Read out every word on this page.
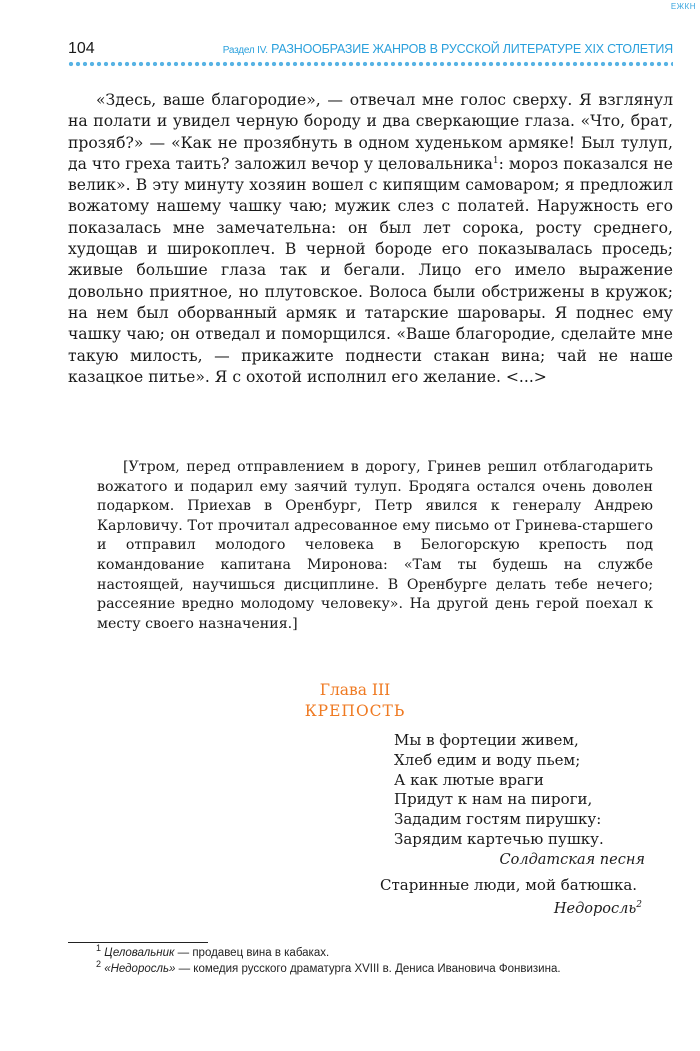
ЕЖКН
104	Раздел IV. РАЗНООБРАЗИЕ ЖАНРОВ В РУССКОЙ ЛИТЕРАТУРЕ XIX СТОЛЕТИЯ

«Здесь, ваше благородие», — отвечал мне голос сверху. Я взглянул на полати и увидел черную бороду и два сверкающие глаза. «Что, брат, прозяб?» — «Как не прозябнуть в одном худеньком армяке! Был тулуп, да что греха таить? заложил вечор у целовальника$^1$: мороз показался не велик». В эту минуту хозяин вошел с кипящим самоваром; я предложил вожатому нашему чашку чаю; мужик слез с полатей. Наружность его показалась мне замечательна: он был лет сорока, росту среднего, худощав и широкоплеч. В черной бороде его показывалась проседь; живые большие глаза так и бегали. Лицо его имело выражение довольно приятное, но плутовское. Волоса были обстрижены в кружок; на нем был оборванный армяк и татарские шаровары. Я поднес ему чашку чаю; он отведал и поморщился. «Ваше благородие, сделайте мне такую милость, — прикажите поднести стакан вина; чай не наше казацкое питье». Я с охотой исполнил его желание. <...>

[Утром, перед отправлением в дорогу, Гринев решил отблагодарить вожатого и подарил ему заячий тулуп. Бродяга остался очень доволен подарком. Приехав в Оренбург, Петр явился к генералу Андрею Карловичу. Тот прочитал адресованное ему письмо от Гринева-старшего и отправил молодого человека в Белогорскую крепость под командование капитана Миронова: «Там ты будешь на службе настоящей, научишься дисциплине. В Оренбурге делать тебе нечего; рассеяние вредно молодому человеку». На другой день герой поехал к месту своего назначения.]

Глава III
КРЕПОСТЬ
Мы в фортеции живем,
Хлеб едим и воду пьем;
А как лютые враги
Придут к нам на пироги,
Зададим гостям пирушку:
Зарядим картечью пушку.
Солдатская песня
Старинные люди, мой батюшка.
Недоросль$^2$
$^1$ Целовальник — продавец вина в кабаках.
$^2$ «Недоросль» — комедия русского драматурга XVIII в. Дениса Ивановича Фонвизина.
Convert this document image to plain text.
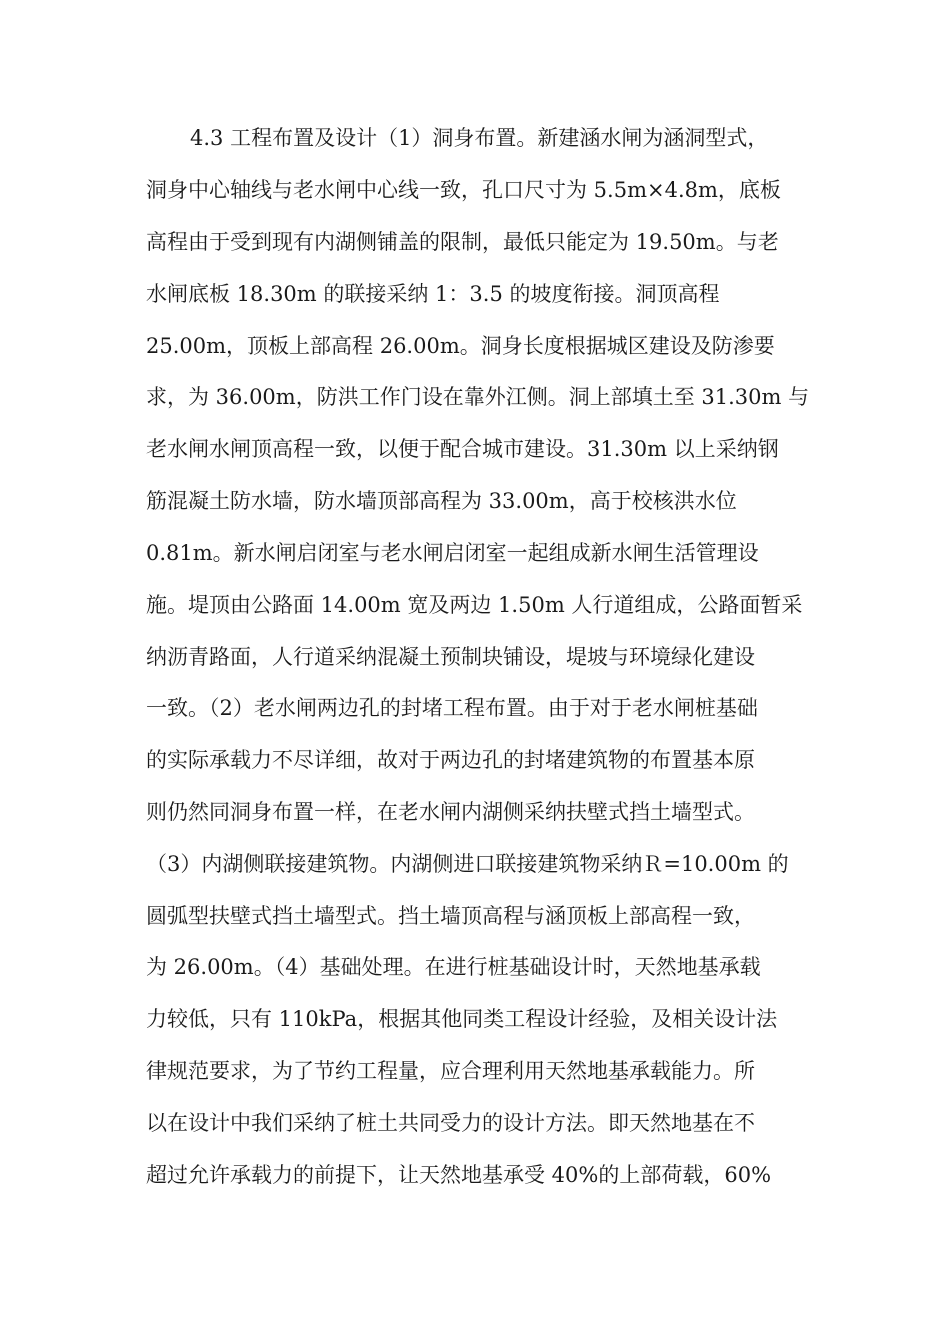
4.3 工程布置及设计（1）洞身布置。新建涵水闸为涵洞型式，
洞身中心轴线与老水闸中心线一致，孔口尺寸为 5.5m×4.8m，底板
高程由于受到现有内湖侧铺盖的限制，最低只能定为 19.50m。与老
水闸底板 18.30m 的联接采纳 1：3.5 的坡度衔接。洞顶高程
25.00m，顶板上部高程 26.00m。洞身长度根据城区建设及防渗要
求，为 36.00m，防洪工作门设在靠外江侧。洞上部填土至 31.30m 与
老水闸水闸顶高程一致，以便于配合城市建设。31.30m 以上采纳钢
筋混凝土防水墙，防水墙顶部高程为 33.00m，高于校核洪水位
0.81m。新水闸启闭室与老水闸启闭室一起组成新水闸生活管理设
施。堤顶由公路面 14.00m 宽及两边 1.50m 人行道组成，公路面暂采
纳沥青路面，人行道采纳混凝土预制块铺设，堤坡与环境绿化建设
一致。（2）老水闸两边孔的封堵工程布置。由于对于老水闸桩基础
的实际承载力不尽详细，故对于两边孔的封堵建筑物的布置基本原
则仍然同洞身布置一样，在老水闸内湖侧采纳扶壁式挡土墙型式。
（3）内湖侧联接建筑物。内湖侧进口联接建筑物采纳Ｒ=10.00m 的
圆弧型扶壁式挡土墙型式。挡土墙顶高程与涵顶板上部高程一致，
为 26.00m。（4）基础处理。在进行桩基础设计时，天然地基承载
力较低，只有 110kPa，根据其他同类工程设计经验，及相关设计法
律规范要求，为了节约工程量，应合理利用天然地基承载能力。所
以在设计中我们采纳了桩土共同受力的设计方法。即天然地基在不
超过允许承载力的前提下，让天然地基承受 40%的上部荷载，60%
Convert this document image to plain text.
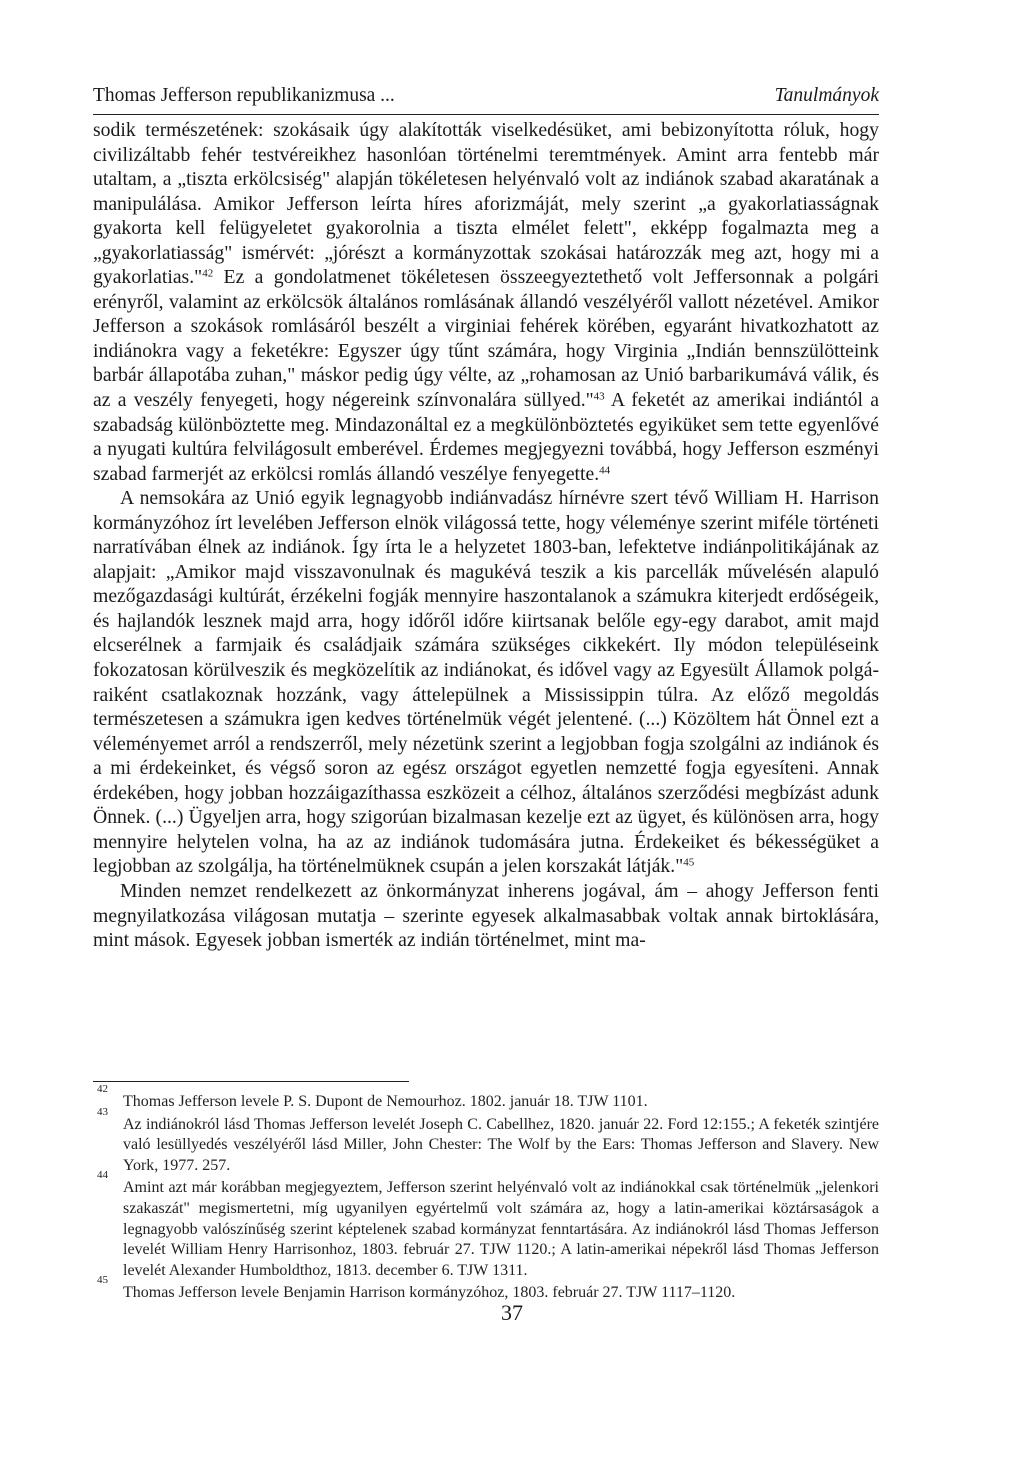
Thomas Jefferson republikanizmusa ...	Tanulmányok

sodik természetének: szokásaik úgy alakították viselkedésüket, ami bebizonyította róluk, hogy civilizáltabb fehér testvéreikhez hasonlóan történelmi teremtmények. Amint arra fentebb már utaltam, a „tiszta erkölcsiség" alapján tökéletesen helyénvaló volt az indiánok szabad akaratának a manipulálása. Amikor Jefferson leírta híres aforizmáját, mely szerint „a gyakorlatiasságnak gyakorta kell felügyeletet gyakorolnia a tiszta elmélet felett", ekképp fogalmazta meg a „gyakorlatiasság" ismérvét: „jórészt a kormányzottak szokásai határozzák meg azt, hogy mi a gyakorlatias."$^{42}$ Ez a gondolatmenet tökéletesen összeegyeztethető volt Jeffersonnak a polgári erényről, valamint az erkölcsök általános romlásának állandó veszélyéről vallott nézetével. Amikor Jefferson a szokások romlásáról beszélt a virginiai fehérek körében, egyaránt hivatkozhatott az indiánokra vagy a feketékre: Egyszer úgy tűnt számára, hogy Virginia „Indián bennszülötteink barbár állapotába zuhan," máskor pedig úgy vélte, az „rohamosan az Unió barbarikumává válik, és az a veszély fenyegeti, hogy négereink színvonalára süllyed."$^{43}$ A feketét az amerikai indiántól a szabadság különböztette meg. Mindazonáltal ez a megkülönböztetés egyiküket sem tette egyenlővé a nyugati kultúra felvilágosult emberével. Érdemes megjegyezni továbbá, hogy Jefferson eszményi szabad farmerjét az erkölcsi romlás állandó veszélye fenyegette.$^{44}$

A nemsokára az Unió egyik legnagyobb indiánvadász hírnévre szert tévő William H. Harrison kormányzóhoz írt levelében Jefferson elnök világossá tette, hogy véleménye szerint miféle történeti narratívában élnek az indiánok. Így írta le a helyzetet 1803-ban, lefektetve indiánpolitikájának az alapjait: „Amikor majd visszavonulnak és magukévá teszik a kis parcellák művelésén alapuló mezőgazdasági kultúrát, érzékelni fogják mennyire haszontalanok a számukra kiterjedt erdőségeik, és hajlandók lesznek majd arra, hogy időről időre kiirtsanak belőle egy-egy darabot, amit majd elcserélnek a farmjaik és családjaik számára szükséges cikkekért. Ily módon településeink fokozatosan körülveszik és megközelítik az indiánokat, és idővel vagy az Egyesült Államok polgáraiként csatlakoznak hozzánk, vagy áttelepülnek a Mississippin túlra. Az előző megoldás természetesen a számukra igen kedves történelmük végét jelentené. (...) Közöltem hát Önnel ezt a véleményemet arról a rendszerről, mely nézetünk szerint a legjobban fogja szolgálni az indiánok és a mi érdekeinket, és végső soron az egész országot egyetlen nemzetté fogja egyesíteni. Annak érdekében, hogy jobban hozzáigazíthassa eszközeit a célhoz, általános szerződési megbízást adunk Önnek. (...) Ügyeljen arra, hogy szigorúan bizalmasan kezelje ezt az ügyet, és különösen arra, hogy mennyire helytelen volna, ha az az indiánok tudomására jutna. Érdekeiket és békességüket a legjobban az szolgálja, ha történelmüknek csupán a jelen korszakát látják."$^{45}$

Minden nemzet rendelkezett az önkormányzat inherens jogával, ám – ahogy Jefferson fenti megnyilatkozása világosan mutatja – szerinte egyesek alkalmasabbak voltak annak birtoklására, mint mások. Egyesek jobban ismerték az indián történelmet, mint ma-

42
Thomas Jefferson levele P. S. Dupont de Nemourhoz. 1802. január 18. TJW 1101.

43
Az indiánokról lásd Thomas Jefferson levelét Joseph C. Cabellhez, 1820. január 22. Ford 12:155.; A feketék szintjére való lesüllyedés veszélyéről lásd Miller, John Chester: The Wolf by the Ears: Thomas Jefferson and Slavery. New York, 1977. 257.

44
Amint azt már korábban megjegyeztem, Jefferson szerint helyénvaló volt az indiánokkal csak történelmük „jelenkori szakaszát" megismertetni, míg ugyanilyen egyértelmű volt számára az, hogy a latin-amerikai köztársaságok a legnagyobb valószínűség szerint képtelenek szabad kormányzat fenntartására. Az indiánokról lásd Thomas Jefferson levelét William Henry Harrisonhoz, 1803. február 27. TJW 1120.; A latin-amerikai népekről lásd Thomas Jefferson levelét Alexander Humboldthoz, 1813. december 6. TJW 1311.

45
Thomas Jefferson levele Benjamin Harrison kormányzóhoz, 1803. február 27. TJW 1117–1120.

37
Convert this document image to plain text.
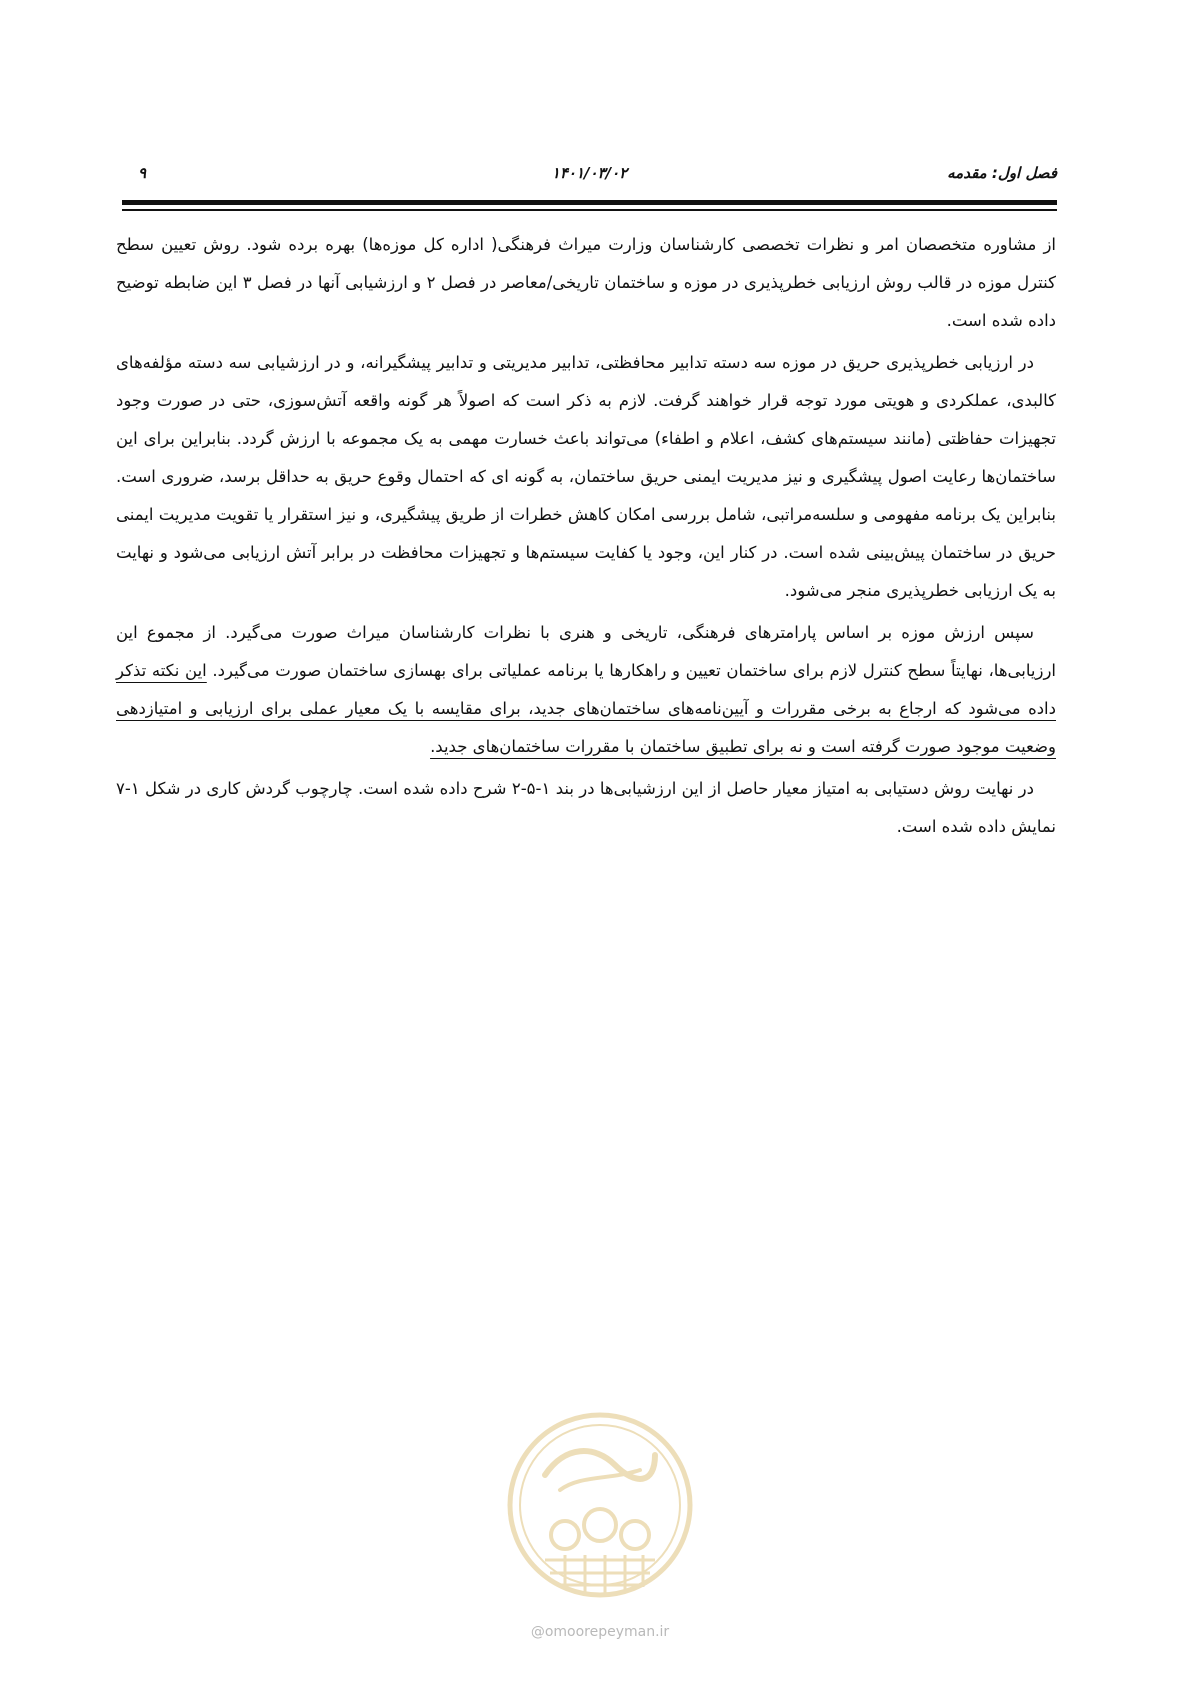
فصل اول: مقدمه
۱۴۰۱/۰۳/۰۲
۹

از مشاوره متخصصان امر و نظرات تخصصی کارشناسان وزارت میراث فرهنگی( اداره کل موزه‌ها) بهره برده شود. روش تعیین سطح کنترل موزه در قالب روش ارزیابی خطرپذیری در موزه و ساختمان تاریخی/معاصر در فصل ۲ و ارزشیابی آنها در فصل ۳ این ضابطه توضیح داده شده است.

در ارزیابی خطرپذیری حریق در موزه سه دسته تدابیر محافظتی، تدابیر مدیریتی و تدابیر پیشگیرانه، و در ارزشیابی سه دسته مؤلفه‌های کالبدی، عملکردی و هویتی مورد توجه قرار خواهند گرفت. لازم به ذکر است که اصولاً هر گونه واقعه آتش‌سوزی، حتی در صورت وجود تجهیزات حفاظتی (مانند سیستم‌های کشف، اعلام و اطفاء) می‌تواند باعث خسارت مهمی به یک مجموعه با ارزش گردد. بنابراین برای این ساختمان‌ها رعایت اصول پیشگیری و نیز مدیریت ایمنی حریق ساختمان، به گونه ای که احتمال وقوع حریق به حداقل برسد، ضروری است. بنابراین یک برنامه مفهومی و سلسه‌مراتبی، شامل بررسی امکان کاهش خطرات از طریق پیشگیری، و نیز استقرار یا تقویت مدیریت ایمنی حریق در ساختمان پیش‌بینی شده است. در کنار این، وجود یا کفایت سیستم‌ها و تجهیزات محافظت در برابر آتش ارزیابی می‌شود و نهایت به یک ارزیابی خطرپذیری منجر می‌شود.

سپس ارزش موزه بر اساس پارامترهای فرهنگی، تاریخی و هنری با نظرات کارشناسان میراث صورت می‌گیرد. از مجموع این ارزیابی‌ها، نهایتاً سطح کنترل لازم برای ساختمان تعیین و راهکارها یا برنامه عملیاتی برای بهسازی ساختمان صورت می‌گیرد. این نکته تذکر داده می‌شود که ارجاع به برخی مقررات و آیین‌نامه‌های ساختمان‌های جدید، برای مقایسه با یک معیار عملی برای ارزیابی و امتیازدهی وضعیت موجود صورت گرفته است و نه برای تطبیق ساختمان با مقررات ساختمان‌های جدید.

در نهایت روش دستیابی به امتیاز معیار حاصل از این ارزشیابی‌ها در بند ۱-۵-۲ شرح داده شده است. چارچوب گردش کاری در شکل ۱-۷ نمایش داده شده است.

@omoorepeyman.ir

**Direction**
Pull out every line containing "ساختمان".

**Response to this task**
از مشاوره متخصصان امر و نظرات تخصصی کارشناسان وزارت میراث فرهنگی( اداره کل موزه‌ها) بهره برده شود. روش تعیین سطح کنترل موزه در قالب روش ارزیابی خطرپذیری در موزه و ساختمان تاریخی/معاصر در فصل ۲ و ارزشیابی آنها در فصل ۳ این ضابطه توضیح داده شده است.
در ارزیابی خطرپذیری حریق در موزه سه دسته تدابیر محافظتی، تدابیر مدیریتی و تدابیر پیشگیرانه، و در ارزشیابی سه دسته مؤلفه‌های کالبدی، عملکردی و هویتی مورد توجه قرار خواهند گرفت. لازم به ذکر است که اصولاً هر گونه واقعه آتش‌سوزی، حتی در صورت وجود تجهیزات حفاظتی (مانند سیستم‌های کشف، اعلام و اطفاء) می‌تواند باعث خسارت مهمی به یک مجموعه با ارزش گردد. بنابراین برای این ساختمان‌ها رعایت اصول پیشگیری و نیز مدیریت ایمنی حریق ساختمان، به گونه ای که احتمال وقوع حریق به حداقل برسد، ضروری است. بنابراین یک برنامه مفهومی و سلسه‌مراتبی، شامل بررسی امکان کاهش خطرات از طریق پیشگیری، و نیز استقرار یا تقویت مدیریت ایمنی حریق در ساختمان پیش‌بینی شده است. در کنار این، وجود یا کفایت سیستم‌ها و تجهیزات محافظت در برابر آتش ارزیابی می‌شود و نهایت به یک ارزیابی خطرپذیری منجر می‌شود.
سپس ارزش موزه بر اساس پارامترهای فرهنگی، تاریخی و هنری با نظرات کارشناسان میراث صورت می‌گیرد. از مجموع این ارزیابی‌ها، نهایتاً سطح کنترل لازم برای ساختمان تعیین و راهکارها یا برنامه عملیاتی برای بهسازی ساختمان صورت می‌گیرد. این نکته تذکر داده می‌شود که ارجاع به برخی مقررات و آیین‌نامه‌های ساختمان‌های جدید، برای مقایسه با یک معیار عملی برای ارزیابی و امتیازدهی وضعیت موجود صورت گرفته است و نه برای تطبیق ساختمان با مقررات ساختمان‌های جدید.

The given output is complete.